● **TASK DIRECTIONS**:
Reproduce the listing below verbatim.

● **DATA FOR PROCESSING**:
--- Start ---

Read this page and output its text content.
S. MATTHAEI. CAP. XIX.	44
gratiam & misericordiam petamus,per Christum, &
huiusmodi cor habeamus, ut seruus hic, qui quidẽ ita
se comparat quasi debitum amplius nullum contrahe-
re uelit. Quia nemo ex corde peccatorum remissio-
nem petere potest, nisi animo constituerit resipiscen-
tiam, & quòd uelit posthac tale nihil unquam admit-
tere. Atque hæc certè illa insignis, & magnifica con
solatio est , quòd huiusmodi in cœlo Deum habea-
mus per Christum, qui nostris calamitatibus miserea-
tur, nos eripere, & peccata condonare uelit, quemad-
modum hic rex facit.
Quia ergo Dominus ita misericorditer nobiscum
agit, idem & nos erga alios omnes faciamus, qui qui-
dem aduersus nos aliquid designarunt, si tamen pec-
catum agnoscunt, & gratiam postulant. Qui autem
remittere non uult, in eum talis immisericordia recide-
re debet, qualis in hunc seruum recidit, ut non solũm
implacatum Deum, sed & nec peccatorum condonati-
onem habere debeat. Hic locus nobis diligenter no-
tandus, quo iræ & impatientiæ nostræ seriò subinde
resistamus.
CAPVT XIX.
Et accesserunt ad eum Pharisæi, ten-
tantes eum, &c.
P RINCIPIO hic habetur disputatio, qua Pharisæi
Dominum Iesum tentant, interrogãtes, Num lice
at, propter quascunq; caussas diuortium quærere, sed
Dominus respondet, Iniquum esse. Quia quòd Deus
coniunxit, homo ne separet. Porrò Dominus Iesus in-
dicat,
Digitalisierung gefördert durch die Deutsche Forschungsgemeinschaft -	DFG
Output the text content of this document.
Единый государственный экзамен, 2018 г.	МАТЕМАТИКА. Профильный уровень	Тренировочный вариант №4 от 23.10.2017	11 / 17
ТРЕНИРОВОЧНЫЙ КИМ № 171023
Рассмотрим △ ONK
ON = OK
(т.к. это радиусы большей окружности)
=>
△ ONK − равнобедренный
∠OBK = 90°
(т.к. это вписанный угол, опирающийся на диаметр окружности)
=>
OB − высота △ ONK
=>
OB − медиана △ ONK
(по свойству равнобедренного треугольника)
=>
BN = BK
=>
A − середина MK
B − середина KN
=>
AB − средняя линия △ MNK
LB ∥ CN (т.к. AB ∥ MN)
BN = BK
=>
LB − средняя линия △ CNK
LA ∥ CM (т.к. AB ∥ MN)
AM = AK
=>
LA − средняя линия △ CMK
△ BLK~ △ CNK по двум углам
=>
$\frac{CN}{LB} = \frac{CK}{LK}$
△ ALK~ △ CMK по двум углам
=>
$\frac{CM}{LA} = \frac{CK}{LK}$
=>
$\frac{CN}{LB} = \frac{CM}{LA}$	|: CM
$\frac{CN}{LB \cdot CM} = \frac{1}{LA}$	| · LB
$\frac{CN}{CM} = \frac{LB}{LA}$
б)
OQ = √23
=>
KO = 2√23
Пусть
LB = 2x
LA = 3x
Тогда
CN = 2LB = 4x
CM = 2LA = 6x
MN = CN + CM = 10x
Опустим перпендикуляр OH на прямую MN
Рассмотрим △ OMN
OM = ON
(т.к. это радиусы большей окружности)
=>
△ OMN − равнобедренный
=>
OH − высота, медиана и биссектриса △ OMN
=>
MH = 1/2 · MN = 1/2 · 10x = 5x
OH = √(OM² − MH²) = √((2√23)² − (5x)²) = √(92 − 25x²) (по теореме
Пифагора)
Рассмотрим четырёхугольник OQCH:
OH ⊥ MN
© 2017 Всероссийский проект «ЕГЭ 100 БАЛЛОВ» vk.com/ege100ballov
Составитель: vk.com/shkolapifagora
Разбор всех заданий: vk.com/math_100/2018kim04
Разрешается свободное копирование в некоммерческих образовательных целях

--- End ---

● **RESULT OF THE EXERCISE**:
Read this page and output its text content.
S. MATTHAEI. CAP. XIX.	44
gratiam & misericordiam petamus,per Christum, &
huiusmodi cor habeamus, ut seruus hic, qui quidẽ ita
se comparat quasi debitum amplius nullum contrahe-
re uelit. Quia nemo ex corde peccatorum remissio-
nem petere potest, nisi animo constituerit resipiscen-
tiam, & quòd uelit posthac tale nihil unquam admit-
tere. Atque hæc certè illa insignis, & magnifica con
solatio est , quòd huiusmodi in cœlo Deum habea-
mus per Christum, qui nostris calamitatibus miserea-
tur, nos eripere, & peccata condonare uelit, quemad-
modum hic rex facit.
Quia ergo Dominus ita misericorditer nobiscum
agit, idem & nos erga alios omnes faciamus, qui qui-
dem aduersus nos aliquid designarunt, si tamen pec-
catum agnoscunt, & gratiam postulant. Qui autem
remittere non uult, in eum talis immisericordia recide-
re debet, qualis in hunc seruum recidit, ut non solũm
implacatum Deum, sed & nec peccatorum condonati-
onem habere debeat. Hic locus nobis diligenter no-
tandus, quo iræ & impatientiæ nostræ seriò subinde
resistamus.
CAPVT XIX.
Et accesserunt ad eum Pharisæi, ten-
tantes eum, &c.
P RINCIPIO hic habetur disputatio, qua Pharisæi
Dominum Iesum tentant, interrogãtes, Num lice
at, propter quascunq; caussas diuortium quærere, sed
Dominus respondet, Iniquum esse. Quia quòd Deus
coniunxit, homo ne separet. Porrò Dominus Iesus in-
dicat,
Digitalisierung gefördert durch die Deutsche Forschungsgemeinschaft -	DFG
Output the text content of this document.
Единый государственный экзамен, 2018 г.	МАТЕМАТИКА. Профильный уровень	Тренировочный вариант №4 от 23.10.2017	11 / 17
ТРЕНИРОВОЧНЫЙ КИМ № 171023
Рассмотрим △ ONK
ON = OK
(т.к. это радиусы большей окружности)
=>
△ ONK − равнобедренный
∠OBK = 90°
(т.к. это вписанный угол, опирающийся на диаметр окружности)
=>
OB − высота △ ONK
=>
OB − медиана △ ONK
(по свойству равнобедренного треугольника)
=>
BN = BK
=>
A − середина MK
B − середина KN
=>
AB − средняя линия △ MNK
LB ∥ CN (т.к. AB ∥ MN)
BN = BK
=>
LB − средняя линия △ CNK
LA ∥ CM (т.к. AB ∥ MN)
AM = AK
=>
LA − средняя линия △ CMK
△ BLK~ △ CNK по двум углам
=>
$\frac{CN}{LB} = \frac{CK}{LK}$
△ ALK~ △ CMK по двум углам
=>
$\frac{CM}{LA} = \frac{CK}{LK}$
=>
$\frac{CN}{LB} = \frac{CM}{LA}$	|: CM
$\frac{CN}{LB \cdot CM} = \frac{1}{LA}$	| · LB
$\frac{CN}{CM} = \frac{LB}{LA}$
б)
OQ = √23
=>
KO = 2√23
Пусть
LB = 2x
LA = 3x
Тогда
CN = 2LB = 4x
CM = 2LA = 6x
MN = CN + CM = 10x
Опустим перпендикуляр OH на прямую MN
Рассмотрим △ OMN
OM = ON
(т.к. это радиусы большей окружности)
=>
△ OMN − равнобедренный
=>
OH − высота, медиана и биссектриса △ OMN
=>
MH = 1/2 · MN = 1/2 · 10x = 5x
OH = √(OM² − MH²) = √((2√23)² − (5x)²) = √(92 − 25x²) (по теореме
Пифагора)
Рассмотрим четырёхугольник OQCH:
OH ⊥ MN
© 2017 Всероссийский проект «ЕГЭ 100 БАЛЛОВ» vk.com/ege100ballov
Составитель: vk.com/shkolapifagora
Разбор всех заданий: vk.com/math_100/2018kim04
Разрешается свободное копирование в некоммерческих образовательных целях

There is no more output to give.